----- INPUT FOR THIS TASK
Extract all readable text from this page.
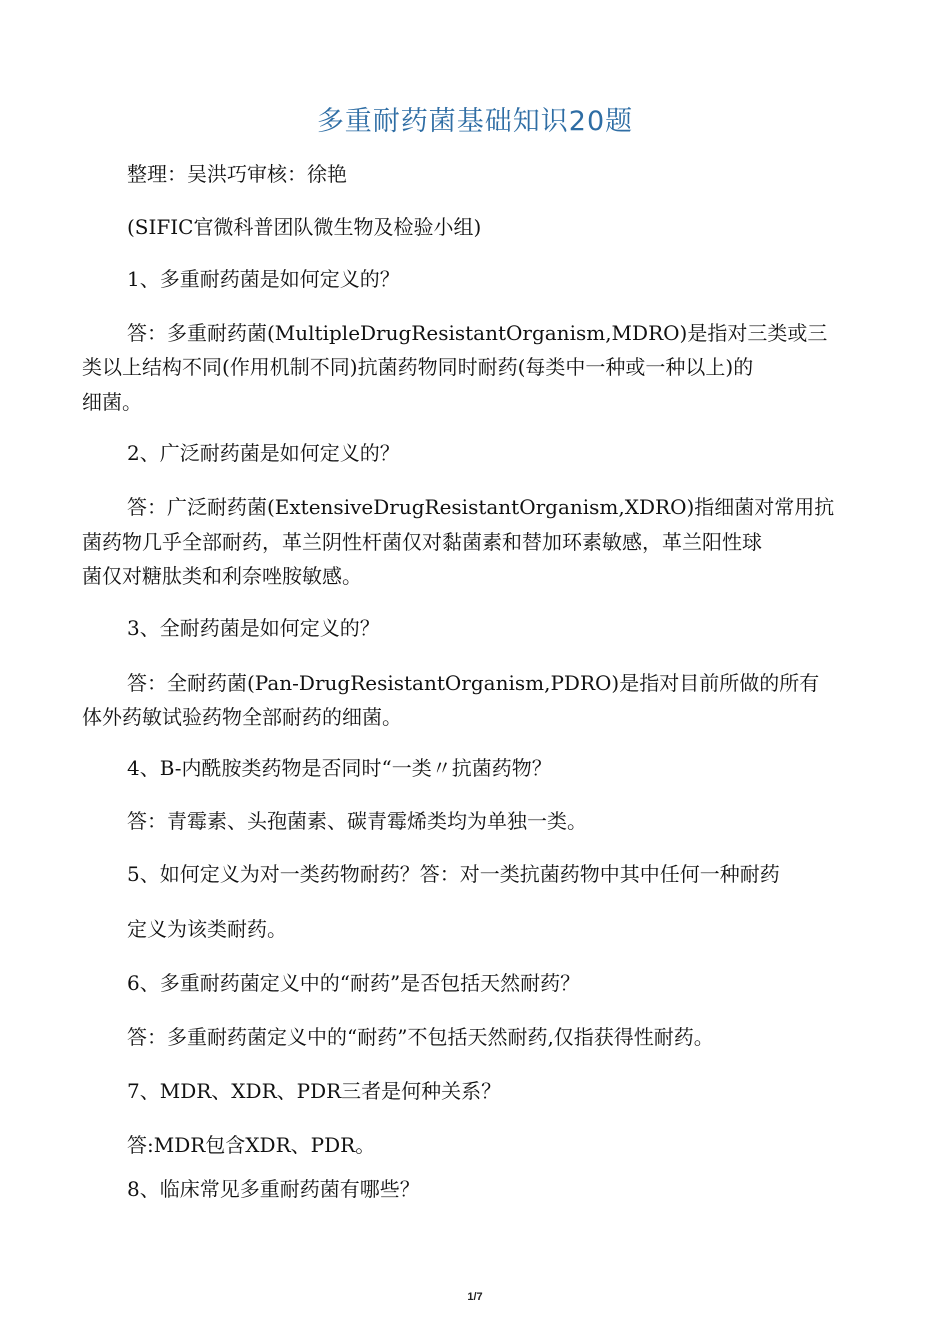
多重耐药菌基础知识20题
整理：吴洪巧审核：徐艳
(SIFIC官微科普团队微生物及检验小组)
1、多重耐药菌是如何定义的？
答：多重耐药菌(MultipleDrugResistantOrganism,MDRO)是指对三类或三
类以上结构不同(作用机制不同)抗菌药物同时耐药(每类中一种或一种以上)的
细菌。
2、广泛耐药菌是如何定义的？
答：广泛耐药菌(ExtensiveDrugResistantOrganism,XDRO)指细菌对常用抗
菌药物几乎全部耐药，革兰阴性杆菌仅对黏菌素和替加环素敏感，革兰阳性球
菌仅对糖肽类和利奈唑胺敏感。
3、全耐药菌是如何定义的？
答：全耐药菌(Pan-DrugResistantOrganism,PDRO)是指对目前所做的所有
体外药敏试验药物全部耐药的细菌。
4、B-内酰胺类药物是否同时“一类〃抗菌药物？
答：青霉素、头孢菌素、碳青霉烯类均为单独一类。
5、如何定义为对一类药物耐药？答：对一类抗菌药物中其中任何一种耐药
定义为该类耐药。
6、多重耐药菌定义中的“耐药”是否包括天然耐药？
答：多重耐药菌定义中的“耐药”不包括天然耐药,仅指获得性耐药。
7、MDR、XDR、PDR三者是何种关系？
答:MDR包含XDR、PDR。
8、临床常见多重耐药菌有哪些？
1/7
----------
§ EXERCISE DESCRIPTION: Extract the full listing above verbatim; pictures are to be left out of the copy.

§ REPLY TO THE EXERCISE:
Extract all readable text from this page.
多重耐药菌基础知识20题
整理：吴洪巧审核：徐艳
(SIFIC官微科普团队微生物及检验小组)
1、多重耐药菌是如何定义的？
答：多重耐药菌(MultipleDrugResistantOrganism,MDRO)是指对三类或三
类以上结构不同(作用机制不同)抗菌药物同时耐药(每类中一种或一种以上)的
细菌。
2、广泛耐药菌是如何定义的？
答：广泛耐药菌(ExtensiveDrugResistantOrganism,XDRO)指细菌对常用抗
菌药物几乎全部耐药，革兰阴性杆菌仅对黏菌素和替加环素敏感，革兰阳性球
菌仅对糖肽类和利奈唑胺敏感。
3、全耐药菌是如何定义的？
答：全耐药菌(Pan-DrugResistantOrganism,PDRO)是指对目前所做的所有
体外药敏试验药物全部耐药的细菌。
4、B-内酰胺类药物是否同时“一类〃抗菌药物？
答：青霉素、头孢菌素、碳青霉烯类均为单独一类。
5、如何定义为对一类药物耐药？答：对一类抗菌药物中其中任何一种耐药
定义为该类耐药。
6、多重耐药菌定义中的“耐药”是否包括天然耐药？
答：多重耐药菌定义中的“耐药”不包括天然耐药,仅指获得性耐药。
7、MDR、XDR、PDR三者是何种关系？
答:MDR包含XDR、PDR。
8、临床常见多重耐药菌有哪些？
1/7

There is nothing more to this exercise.